=== INPUT MATERIAL ===
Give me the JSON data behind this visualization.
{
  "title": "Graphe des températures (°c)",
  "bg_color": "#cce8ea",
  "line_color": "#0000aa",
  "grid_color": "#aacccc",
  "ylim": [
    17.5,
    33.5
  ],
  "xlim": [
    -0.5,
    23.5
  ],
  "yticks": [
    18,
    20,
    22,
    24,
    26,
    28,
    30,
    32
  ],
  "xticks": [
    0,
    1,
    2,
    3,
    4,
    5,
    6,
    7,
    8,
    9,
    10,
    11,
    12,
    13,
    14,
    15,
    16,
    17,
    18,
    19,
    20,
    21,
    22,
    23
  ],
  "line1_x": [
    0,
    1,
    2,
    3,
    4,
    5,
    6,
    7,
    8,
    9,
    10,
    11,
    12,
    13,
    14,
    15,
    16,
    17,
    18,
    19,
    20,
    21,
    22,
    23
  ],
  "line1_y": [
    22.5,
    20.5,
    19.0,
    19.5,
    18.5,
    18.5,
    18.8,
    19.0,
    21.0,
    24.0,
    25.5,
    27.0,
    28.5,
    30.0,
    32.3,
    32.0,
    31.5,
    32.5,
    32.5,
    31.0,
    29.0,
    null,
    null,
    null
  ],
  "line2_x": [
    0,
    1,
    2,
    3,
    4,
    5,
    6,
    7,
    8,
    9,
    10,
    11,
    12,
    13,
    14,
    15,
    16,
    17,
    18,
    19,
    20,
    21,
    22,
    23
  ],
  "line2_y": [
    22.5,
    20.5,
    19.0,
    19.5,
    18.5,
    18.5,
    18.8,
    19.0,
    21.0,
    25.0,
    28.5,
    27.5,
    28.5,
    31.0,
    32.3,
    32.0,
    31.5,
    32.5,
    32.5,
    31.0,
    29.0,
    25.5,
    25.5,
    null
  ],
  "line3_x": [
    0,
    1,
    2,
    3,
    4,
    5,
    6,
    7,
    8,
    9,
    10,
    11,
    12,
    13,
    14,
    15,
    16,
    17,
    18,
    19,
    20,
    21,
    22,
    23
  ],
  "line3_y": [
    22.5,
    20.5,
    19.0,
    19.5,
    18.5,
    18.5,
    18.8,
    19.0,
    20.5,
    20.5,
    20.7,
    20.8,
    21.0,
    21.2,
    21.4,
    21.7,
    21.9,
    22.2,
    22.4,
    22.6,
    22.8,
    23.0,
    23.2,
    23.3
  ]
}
===
THE EXERCISE: Restate each record word for word.

ANSWER FOR THIS EXERCISE:
Give me the JSON data behind this visualization.
{
  "title": "Graphe des températures (°c)",
  "bg_color": "#cce8ea",
  "line_color": "#0000aa",
  "grid_color": "#aacccc",
  "ylim": [
    17.5,
    33.5
  ],
  "xlim": [
    -0.5,
    23.5
  ],
  "yticks": [
    18,
    20,
    22,
    24,
    26,
    28,
    30,
    32
  ],
  "xticks": [
    0,
    1,
    2,
    3,
    4,
    5,
    6,
    7,
    8,
    9,
    10,
    11,
    12,
    13,
    14,
    15,
    16,
    17,
    18,
    19,
    20,
    21,
    22,
    23
  ],
  "line1_x": [
    0,
    1,
    2,
    3,
    4,
    5,
    6,
    7,
    8,
    9,
    10,
    11,
    12,
    13,
    14,
    15,
    16,
    17,
    18,
    19,
    20,
    21,
    22,
    23
  ],
  "line1_y": [
    22.5,
    20.5,
    19.0,
    19.5,
    18.5,
    18.5,
    18.8,
    19.0,
    21.0,
    24.0,
    25.5,
    27.0,
    28.5,
    30.0,
    32.3,
    32.0,
    31.5,
    32.5,
    32.5,
    31.0,
    29.0,
    null,
    null,
    null
  ],
  "line2_x": [
    0,
    1,
    2,
    3,
    4,
    5,
    6,
    7,
    8,
    9,
    10,
    11,
    12,
    13,
    14,
    15,
    16,
    17,
    18,
    19,
    20,
    21,
    22,
    23
  ],
  "line2_y": [
    22.5,
    20.5,
    19.0,
    19.5,
    18.5,
    18.5,
    18.8,
    19.0,
    21.0,
    25.0,
    28.5,
    27.5,
    28.5,
    31.0,
    32.3,
    32.0,
    31.5,
    32.5,
    32.5,
    31.0,
    29.0,
    25.5,
    25.5,
    null
  ],
  "line3_x": [
    0,
    1,
    2,
    3,
    4,
    5,
    6,
    7,
    8,
    9,
    10,
    11,
    12,
    13,
    14,
    15,
    16,
    17,
    18,
    19,
    20,
    21,
    22,
    23
  ],
  "line3_y": [
    22.5,
    20.5,
    19.0,
    19.5,
    18.5,
    18.5,
    18.8,
    19.0,
    20.5,
    20.5,
    20.7,
    20.8,
    21.0,
    21.2,
    21.4,
    21.7,
    21.9,
    22.2,
    22.4,
    22.6,
    22.8,
    23.0,
    23.2,
    23.3
  ]
}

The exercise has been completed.